--- Given entries ---

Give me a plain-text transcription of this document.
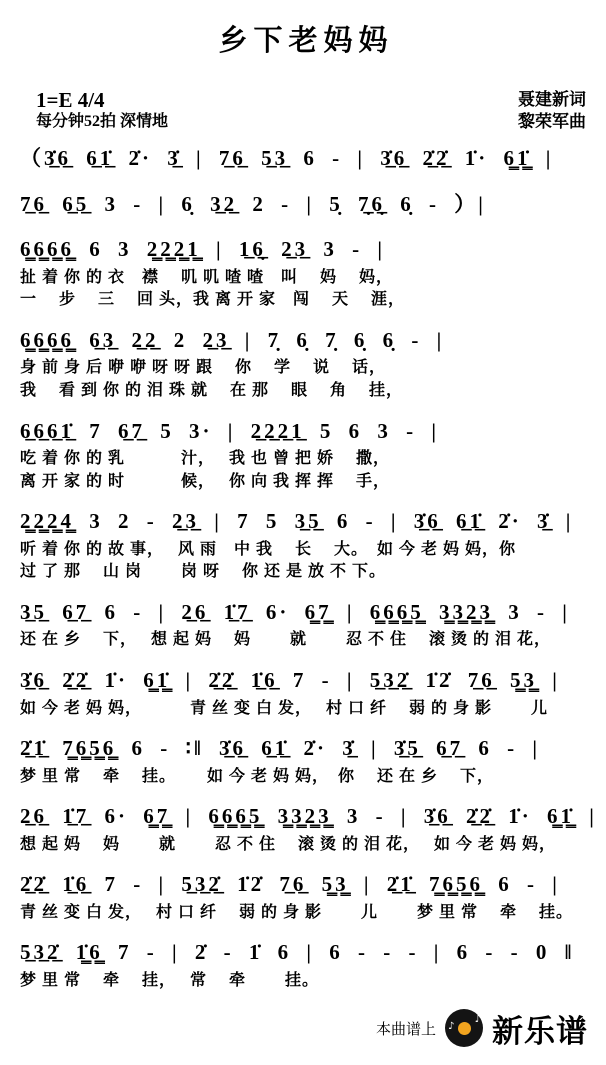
乡下老妈妈
1=E 4/4
每分钟52拍 深情地
聂建新词
黎荣军曲
（3̲̇6̲ 6̲1̲̇ 2̇· 3̲̇ | 7̲6̲ 5̲3̲ 6 - | 3̲̇6̲ 2̲̇2̲̇ 1̇· 6̳1̳̇ |
7̲6̲ 6̲5̲ 3 - | 6̣ 3̲2̲ 2 - | 5̣ 7̣̲6̣̲ 6̣ - ）|
6̳6̳6̳6̳ 6 3 2̳2̳2̳1̳ | 1̲6̣̲ 2̲3̲ 3 - |
扯 着 你 的 衣　襟　 叽 叽 喳 喳　叫　 妈　 妈，
一　 步　 三　 回 头，我 离 开 家　闯　 天　 涯，
6̳6̳6̳6̳ 6̲3̲ 2̲2̲ 2 2̲3̲ | 7̣ 6̣ 7̣ 6̣ 6̣ - |
身 前 身 后 咿 咿 呀 呀 跟　 你　 学　 说　 话，
我　 看 到 你 的 泪 珠 就　 在 那　 眼　 角　 挂，
6̲6̲6̲1̲̇ 7 6̲7̲ 5 3· | 2̲2̲2̲1̲ 5 6 3 - |
吃 着 你 的 乳　　　 汁，　 我 也 曾 把 娇　 撒，
离 开 家 的 时　　　 候，　 你 向 我 挥 挥　 手，
2̳2̳2̳4̳ 3 2 - 2̲3̲ | 7 5 3̲5̲ 6 - | 3̲̇6̲ 6̲1̲̇ 2̇· 3̲̇ |
听 着 你 的 故 事，　 风 雨　中 我　 长　 大。　如 今 老 妈 妈，你
过 了 那　 山 岗　　 岗 呀　 你 还 是 放 不 下。
3̲5̲ 6̲7̲ 6 - | 2̲6̲ 1̲̇7̲ 6· 6̳7̳ | 6̳6̳6̳5̳ 3̳3̳2̳3̳ 3 - |
还 在 乡　 下，　 想 起 妈　 妈　　 就　　 忍 不 住　 滚 烫 的 泪 花，
3̲̇6̲ 2̲̇2̲̇ 1̇· 6̳1̳̇ | 2̲̇2̲̇ 1̲̇6̲ 7 - | 5̲3̲2̲̇ 1̇2̇ 7̲6̲ 5̳3̳ |
如 今 老 妈 妈，　　　 青 丝 变 白 发，　 村 口 纤　 弱 的 身 影　　 儿
2̲̇1̲̇ 7̳6̳5̳6̳ 6 - ∶‖ 3̲̇6̲ 6̲1̲̇ 2̇· 3̲̇ | 3̲̇5̲ 6̲7̲ 6 - |
梦 里 常　 牵　 挂。　　 如 今 老 妈 妈，　你　 还 在 乡　 下，
2̲6̲ 1̲̇7̲ 6· 6̳7̳ | 6̳6̳6̳5̳ 3̳3̳2̳3̳ 3 - | 3̲̇6̲ 2̲̇2̲̇ 1̇· 6̳1̳̇ |
想 起 妈　 妈　　 就　　 忍 不 住　 滚 烫 的 泪 花，　 如 今 老 妈 妈，
2̲̇2̲̇ 1̲̇6̲ 7 - | 5̲3̲2̲̇ 1̇2̇ 7̲6̲ 5̳3̳ | 2̲̇1̲̇ 7̳6̳5̳6̳ 6 - |
青 丝 变 白 发，　 村 口 纤　 弱 的 身 影　　 儿　　 梦 里 常　 牵　 挂。
5̲3̲2̲̇ 1̳̇6̳ 7 - | 2̇ - 1̇ 6 | 6 - - - | 6 - - 0 ‖
梦 里 常　 牵　 挂，　 常　 牵　　 挂。
本曲谱上 ♪
♪ 新乐谱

---

> _Short task_
Repeat verbatim all the material, but not the pictures.

> _The solution_
Give me a plain-text transcription of this document.
乡下老妈妈
1=E 4/4
每分钟52拍 深情地
聂建新词
黎荣军曲
（3̲̇6̲ 6̲1̲̇ 2̇· 3̲̇ | 7̲6̲ 5̲3̲ 6 - | 3̲̇6̲ 2̲̇2̲̇ 1̇· 6̳1̳̇ |
7̲6̲ 6̲5̲ 3 - | 6̣ 3̲2̲ 2 - | 5̣ 7̣̲6̣̲ 6̣ - ）|
6̳6̳6̳6̳ 6 3 2̳2̳2̳1̳ | 1̲6̣̲ 2̲3̲ 3 - |
扯 着 你 的 衣　襟　 叽 叽 喳 喳　叫　 妈　 妈，
一　 步　 三　 回 头，我 离 开 家　闯　 天　 涯，
6̳6̳6̳6̳ 6̲3̲ 2̲2̲ 2 2̲3̲ | 7̣ 6̣ 7̣ 6̣ 6̣ - |
身 前 身 后 咿 咿 呀 呀 跟　 你　 学　 说　 话，
我　 看 到 你 的 泪 珠 就　 在 那　 眼　 角　 挂，
6̲6̲6̲1̲̇ 7 6̲7̲ 5 3· | 2̲2̲2̲1̲ 5 6 3 - |
吃 着 你 的 乳　　　 汁，　 我 也 曾 把 娇　 撒，
离 开 家 的 时　　　 候，　 你 向 我 挥 挥　 手，
2̳2̳2̳4̳ 3 2 - 2̲3̲ | 7 5 3̲5̲ 6 - | 3̲̇6̲ 6̲1̲̇ 2̇· 3̲̇ |
听 着 你 的 故 事，　 风 雨　中 我　 长　 大。　如 今 老 妈 妈，你
过 了 那　 山 岗　　 岗 呀　 你 还 是 放 不 下。
3̲5̲ 6̲7̲ 6 - | 2̲6̲ 1̲̇7̲ 6· 6̳7̳ | 6̳6̳6̳5̳ 3̳3̳2̳3̳ 3 - |
还 在 乡　 下，　 想 起 妈　 妈　　 就　　 忍 不 住　 滚 烫 的 泪 花，
3̲̇6̲ 2̲̇2̲̇ 1̇· 6̳1̳̇ | 2̲̇2̲̇ 1̲̇6̲ 7 - | 5̲3̲2̲̇ 1̇2̇ 7̲6̲ 5̳3̳ |
如 今 老 妈 妈，　　　 青 丝 变 白 发，　 村 口 纤　 弱 的 身 影　　 儿
2̲̇1̲̇ 7̳6̳5̳6̳ 6 - ∶‖ 3̲̇6̲ 6̲1̲̇ 2̇· 3̲̇ | 3̲̇5̲ 6̲7̲ 6 - |
梦 里 常　 牵　 挂。　　 如 今 老 妈 妈，　你　 还 在 乡　 下，
2̲6̲ 1̲̇7̲ 6· 6̳7̳ | 6̳6̳6̳5̳ 3̳3̳2̳3̳ 3 - | 3̲̇6̲ 2̲̇2̲̇ 1̇· 6̳1̳̇ |
想 起 妈　 妈　　 就　　 忍 不 住　 滚 烫 的 泪 花，　 如 今 老 妈 妈，
2̲̇2̲̇ 1̲̇6̲ 7 - | 5̲3̲2̲̇ 1̇2̇ 7̲6̲ 5̳3̳ | 2̲̇1̲̇ 7̳6̳5̳6̳ 6 - |
青 丝 变 白 发，　 村 口 纤　 弱 的 身 影　　 儿　　 梦 里 常　 牵　 挂。
5̲3̲2̲̇ 1̳̇6̳ 7 - | 2̇ - 1̇ 6 | 6 - - - | 6 - - 0 ‖
梦 里 常　 牵　 挂，　 常　 牵　　 挂。
本曲谱上 ♪
♪ 新乐谱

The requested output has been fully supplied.